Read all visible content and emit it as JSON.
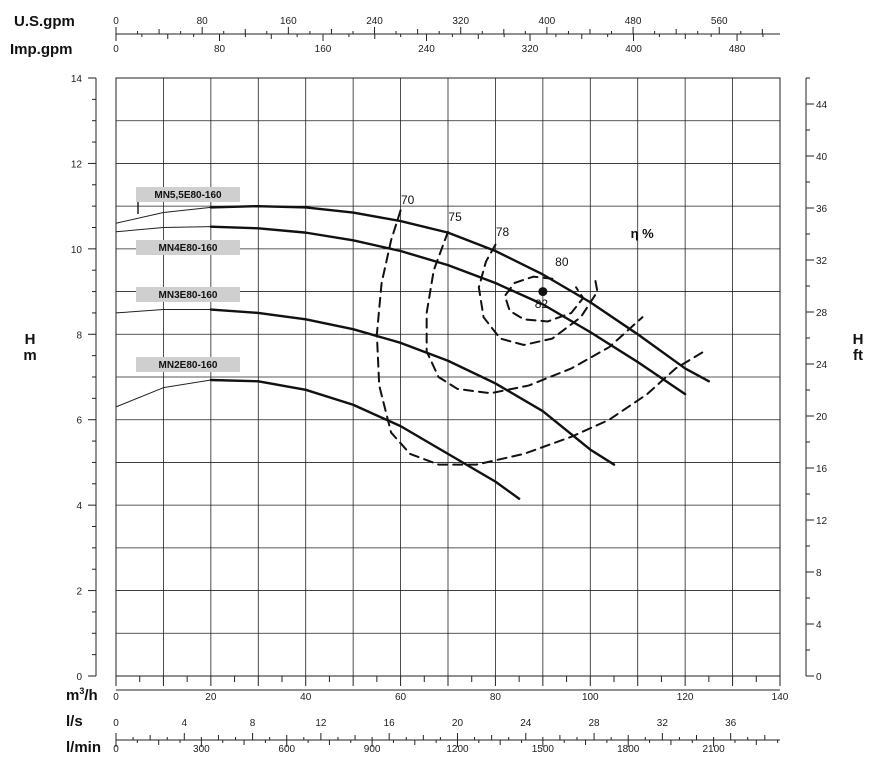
{
  "chart_data": {
    "type": "line",
    "title": "",
    "x_axis": {
      "label_parts": [
        "m",
        "3",
        "/h"
      ],
      "range": [
        0,
        140
      ],
      "ticks": [
        0,
        20,
        40,
        60,
        80,
        100,
        120,
        140
      ],
      "grid_step": 10
    },
    "y_axis_left": {
      "label_lines": [
        "H",
        "m"
      ],
      "range": [
        0,
        14
      ],
      "ticks": [
        0,
        2,
        4,
        6,
        8,
        10,
        12,
        14
      ],
      "grid_step": 1
    },
    "y_axis_right": {
      "label_lines": [
        "H",
        "ft"
      ],
      "ticks": [
        0,
        4,
        8,
        12,
        16,
        20,
        24,
        28,
        32,
        36,
        40,
        44
      ],
      "range_ft": [
        0,
        46
      ]
    },
    "top_axes": [
      {
        "label": "U.S.gpm",
        "ticks": [
          0,
          80,
          160,
          240,
          320,
          400,
          480,
          560
        ],
        "max": 616.4
      },
      {
        "label": "Imp.gpm",
        "ticks": [
          0,
          80,
          160,
          240,
          320,
          400,
          480
        ],
        "max": 513.2
      }
    ],
    "bottom_axes": [
      {
        "label": "l/s",
        "ticks": [
          0,
          4,
          8,
          12,
          16,
          20,
          24,
          28,
          32,
          36
        ],
        "max": 38.89
      },
      {
        "label": "l/min",
        "ticks": [
          0,
          300,
          600,
          900,
          1200,
          1500,
          1800,
          2100
        ],
        "max": 2333.3
      }
    ],
    "grid": true,
    "series": [
      {
        "name": "MN5,5E80-160",
        "points": [
          [
            0,
            10.6
          ],
          [
            10,
            10.85
          ],
          [
            20,
            10.97
          ],
          [
            30,
            11.0
          ],
          [
            40,
            10.97
          ],
          [
            50,
            10.85
          ],
          [
            60,
            10.65
          ],
          [
            70,
            10.38
          ],
          [
            80,
            9.95
          ],
          [
            90,
            9.4
          ],
          [
            100,
            8.75
          ],
          [
            110,
            8.0
          ],
          [
            120,
            7.2
          ],
          [
            125,
            6.9
          ]
        ]
      },
      {
        "name": "MN4E80-160",
        "points": [
          [
            0,
            10.4
          ],
          [
            10,
            10.5
          ],
          [
            20,
            10.52
          ],
          [
            30,
            10.48
          ],
          [
            40,
            10.38
          ],
          [
            50,
            10.2
          ],
          [
            60,
            9.95
          ],
          [
            70,
            9.62
          ],
          [
            80,
            9.2
          ],
          [
            90,
            8.7
          ],
          [
            100,
            8.05
          ],
          [
            110,
            7.35
          ],
          [
            120,
            6.6
          ]
        ]
      },
      {
        "name": "MN3E80-160",
        "points": [
          [
            0,
            8.5
          ],
          [
            10,
            8.58
          ],
          [
            20,
            8.58
          ],
          [
            30,
            8.5
          ],
          [
            40,
            8.35
          ],
          [
            50,
            8.12
          ],
          [
            60,
            7.8
          ],
          [
            70,
            7.38
          ],
          [
            80,
            6.85
          ],
          [
            90,
            6.2
          ],
          [
            100,
            5.3
          ],
          [
            105,
            4.95
          ]
        ]
      },
      {
        "name": "MN2E80-160",
        "points": [
          [
            0,
            6.3
          ],
          [
            10,
            6.75
          ],
          [
            20,
            6.93
          ],
          [
            30,
            6.9
          ],
          [
            40,
            6.7
          ],
          [
            50,
            6.35
          ],
          [
            60,
            5.85
          ],
          [
            70,
            5.2
          ],
          [
            80,
            4.55
          ],
          [
            85,
            4.15
          ]
        ]
      }
    ],
    "efficiency": {
      "title": "η %",
      "labels": [
        "70",
        "75",
        "78",
        "80",
        "82"
      ],
      "best_efficiency_point": [
        90,
        9.0
      ]
    }
  }
}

_Task to complete_.
Reproduce each entry verbatim, excluding any embedded images.

_Complete output_.
Read all visible content and emit it as JSON.
{
  "chart_data": {
    "type": "line",
    "title": "",
    "x_axis": {
      "label_parts": [
        "m",
        "3",
        "/h"
      ],
      "range": [
        0,
        140
      ],
      "ticks": [
        0,
        20,
        40,
        60,
        80,
        100,
        120,
        140
      ],
      "grid_step": 10
    },
    "y_axis_left": {
      "label_lines": [
        "H",
        "m"
      ],
      "range": [
        0,
        14
      ],
      "ticks": [
        0,
        2,
        4,
        6,
        8,
        10,
        12,
        14
      ],
      "grid_step": 1
    },
    "y_axis_right": {
      "label_lines": [
        "H",
        "ft"
      ],
      "ticks": [
        0,
        4,
        8,
        12,
        16,
        20,
        24,
        28,
        32,
        36,
        40,
        44
      ],
      "range_ft": [
        0,
        46
      ]
    },
    "top_axes": [
      {
        "label": "U.S.gpm",
        "ticks": [
          0,
          80,
          160,
          240,
          320,
          400,
          480,
          560
        ],
        "max": 616.4
      },
      {
        "label": "Imp.gpm",
        "ticks": [
          0,
          80,
          160,
          240,
          320,
          400,
          480
        ],
        "max": 513.2
      }
    ],
    "bottom_axes": [
      {
        "label": "l/s",
        "ticks": [
          0,
          4,
          8,
          12,
          16,
          20,
          24,
          28,
          32,
          36
        ],
        "max": 38.89
      },
      {
        "label": "l/min",
        "ticks": [
          0,
          300,
          600,
          900,
          1200,
          1500,
          1800,
          2100
        ],
        "max": 2333.3
      }
    ],
    "grid": true,
    "series": [
      {
        "name": "MN5,5E80-160",
        "points": [
          [
            0,
            10.6
          ],
          [
            10,
            10.85
          ],
          [
            20,
            10.97
          ],
          [
            30,
            11.0
          ],
          [
            40,
            10.97
          ],
          [
            50,
            10.85
          ],
          [
            60,
            10.65
          ],
          [
            70,
            10.38
          ],
          [
            80,
            9.95
          ],
          [
            90,
            9.4
          ],
          [
            100,
            8.75
          ],
          [
            110,
            8.0
          ],
          [
            120,
            7.2
          ],
          [
            125,
            6.9
          ]
        ]
      },
      {
        "name": "MN4E80-160",
        "points": [
          [
            0,
            10.4
          ],
          [
            10,
            10.5
          ],
          [
            20,
            10.52
          ],
          [
            30,
            10.48
          ],
          [
            40,
            10.38
          ],
          [
            50,
            10.2
          ],
          [
            60,
            9.95
          ],
          [
            70,
            9.62
          ],
          [
            80,
            9.2
          ],
          [
            90,
            8.7
          ],
          [
            100,
            8.05
          ],
          [
            110,
            7.35
          ],
          [
            120,
            6.6
          ]
        ]
      },
      {
        "name": "MN3E80-160",
        "points": [
          [
            0,
            8.5
          ],
          [
            10,
            8.58
          ],
          [
            20,
            8.58
          ],
          [
            30,
            8.5
          ],
          [
            40,
            8.35
          ],
          [
            50,
            8.12
          ],
          [
            60,
            7.8
          ],
          [
            70,
            7.38
          ],
          [
            80,
            6.85
          ],
          [
            90,
            6.2
          ],
          [
            100,
            5.3
          ],
          [
            105,
            4.95
          ]
        ]
      },
      {
        "name": "MN2E80-160",
        "points": [
          [
            0,
            6.3
          ],
          [
            10,
            6.75
          ],
          [
            20,
            6.93
          ],
          [
            30,
            6.9
          ],
          [
            40,
            6.7
          ],
          [
            50,
            6.35
          ],
          [
            60,
            5.85
          ],
          [
            70,
            5.2
          ],
          [
            80,
            4.55
          ],
          [
            85,
            4.15
          ]
        ]
      }
    ],
    "efficiency": {
      "title": "η %",
      "labels": [
        "70",
        "75",
        "78",
        "80",
        "82"
      ],
      "best_efficiency_point": [
        90,
        9.0
      ]
    }
  }
}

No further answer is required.